Work item:
Reproduce the container orchestration passage from "With all these" up to and including "tools available today.", substituting "orchestration platforms" for "container orchestrators".

Provided passage:
- Group hosts together while creating a cluster
- Schedule containers to run on hosts in the cluster based on resources availability
- Enable containers in a cluster to communicate with each other regardless of the host they are deployed to in the cluster
- Bind containers and storage resources
- Group sets of similar containers and bind them to load-balancing constructs to simplify access to containerized applications by creating a level of abstraction between the containers and the user
- Manage and optimize resource usage
- Allow for implementation of policies to secure access to applications running inside containers.
With all these configurable yet flexible features, container orchestrators are an obvious choice when it comes to managing containerised applications at scale. In this course, we will explore Kubernetes, one of the most in-demand container orchestration tools available today.

Material supplied:
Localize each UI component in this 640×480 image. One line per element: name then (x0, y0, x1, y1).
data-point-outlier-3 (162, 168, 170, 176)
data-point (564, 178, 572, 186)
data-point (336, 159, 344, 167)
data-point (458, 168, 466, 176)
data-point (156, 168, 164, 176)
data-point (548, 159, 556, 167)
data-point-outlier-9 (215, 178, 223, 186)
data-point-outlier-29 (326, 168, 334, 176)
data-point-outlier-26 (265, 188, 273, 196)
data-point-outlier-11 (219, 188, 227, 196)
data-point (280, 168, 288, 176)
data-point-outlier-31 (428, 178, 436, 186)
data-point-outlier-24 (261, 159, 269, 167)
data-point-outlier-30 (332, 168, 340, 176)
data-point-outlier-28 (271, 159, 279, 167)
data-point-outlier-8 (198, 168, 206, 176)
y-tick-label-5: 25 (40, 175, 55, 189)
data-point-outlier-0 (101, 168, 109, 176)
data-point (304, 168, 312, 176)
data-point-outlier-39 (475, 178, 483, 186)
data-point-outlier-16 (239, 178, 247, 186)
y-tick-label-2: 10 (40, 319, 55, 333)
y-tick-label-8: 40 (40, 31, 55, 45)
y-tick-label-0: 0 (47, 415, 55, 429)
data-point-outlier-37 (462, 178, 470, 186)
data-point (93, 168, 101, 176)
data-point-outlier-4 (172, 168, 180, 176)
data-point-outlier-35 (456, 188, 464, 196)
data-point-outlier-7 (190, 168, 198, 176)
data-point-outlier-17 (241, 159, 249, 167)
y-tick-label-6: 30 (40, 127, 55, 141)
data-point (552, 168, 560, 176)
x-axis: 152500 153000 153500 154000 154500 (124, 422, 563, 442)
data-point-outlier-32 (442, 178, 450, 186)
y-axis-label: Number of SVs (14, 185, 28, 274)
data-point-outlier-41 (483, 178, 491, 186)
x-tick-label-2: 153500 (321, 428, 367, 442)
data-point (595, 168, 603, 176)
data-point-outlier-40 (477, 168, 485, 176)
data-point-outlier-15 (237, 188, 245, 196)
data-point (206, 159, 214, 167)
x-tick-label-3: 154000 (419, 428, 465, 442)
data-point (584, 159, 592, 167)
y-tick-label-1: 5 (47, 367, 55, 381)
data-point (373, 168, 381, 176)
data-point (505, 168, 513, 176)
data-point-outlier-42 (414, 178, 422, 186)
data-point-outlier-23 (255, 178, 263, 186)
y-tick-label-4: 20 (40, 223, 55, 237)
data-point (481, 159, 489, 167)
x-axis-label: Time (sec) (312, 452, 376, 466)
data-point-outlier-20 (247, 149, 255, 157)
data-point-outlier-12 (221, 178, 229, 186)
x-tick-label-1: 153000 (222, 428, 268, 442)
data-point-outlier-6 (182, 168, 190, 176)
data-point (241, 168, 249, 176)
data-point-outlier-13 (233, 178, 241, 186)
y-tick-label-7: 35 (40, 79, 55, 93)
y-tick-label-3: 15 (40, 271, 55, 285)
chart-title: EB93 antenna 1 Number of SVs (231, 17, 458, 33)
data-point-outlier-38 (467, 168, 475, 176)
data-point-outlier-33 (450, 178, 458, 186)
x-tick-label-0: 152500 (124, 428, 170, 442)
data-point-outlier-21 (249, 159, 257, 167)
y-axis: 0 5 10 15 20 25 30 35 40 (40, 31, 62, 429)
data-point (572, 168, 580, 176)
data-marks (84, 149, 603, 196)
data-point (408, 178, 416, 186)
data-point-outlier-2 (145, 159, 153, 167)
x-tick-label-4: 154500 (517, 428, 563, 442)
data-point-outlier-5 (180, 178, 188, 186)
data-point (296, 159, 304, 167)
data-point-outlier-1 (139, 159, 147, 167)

Final answer:
With all these configurable yet flexible features, orchestration platforms are an obvious choice when it comes to managing containerised applications at scale. In this course, we will explore Kubernetes, one of the most in-demand container orchestration tools available today.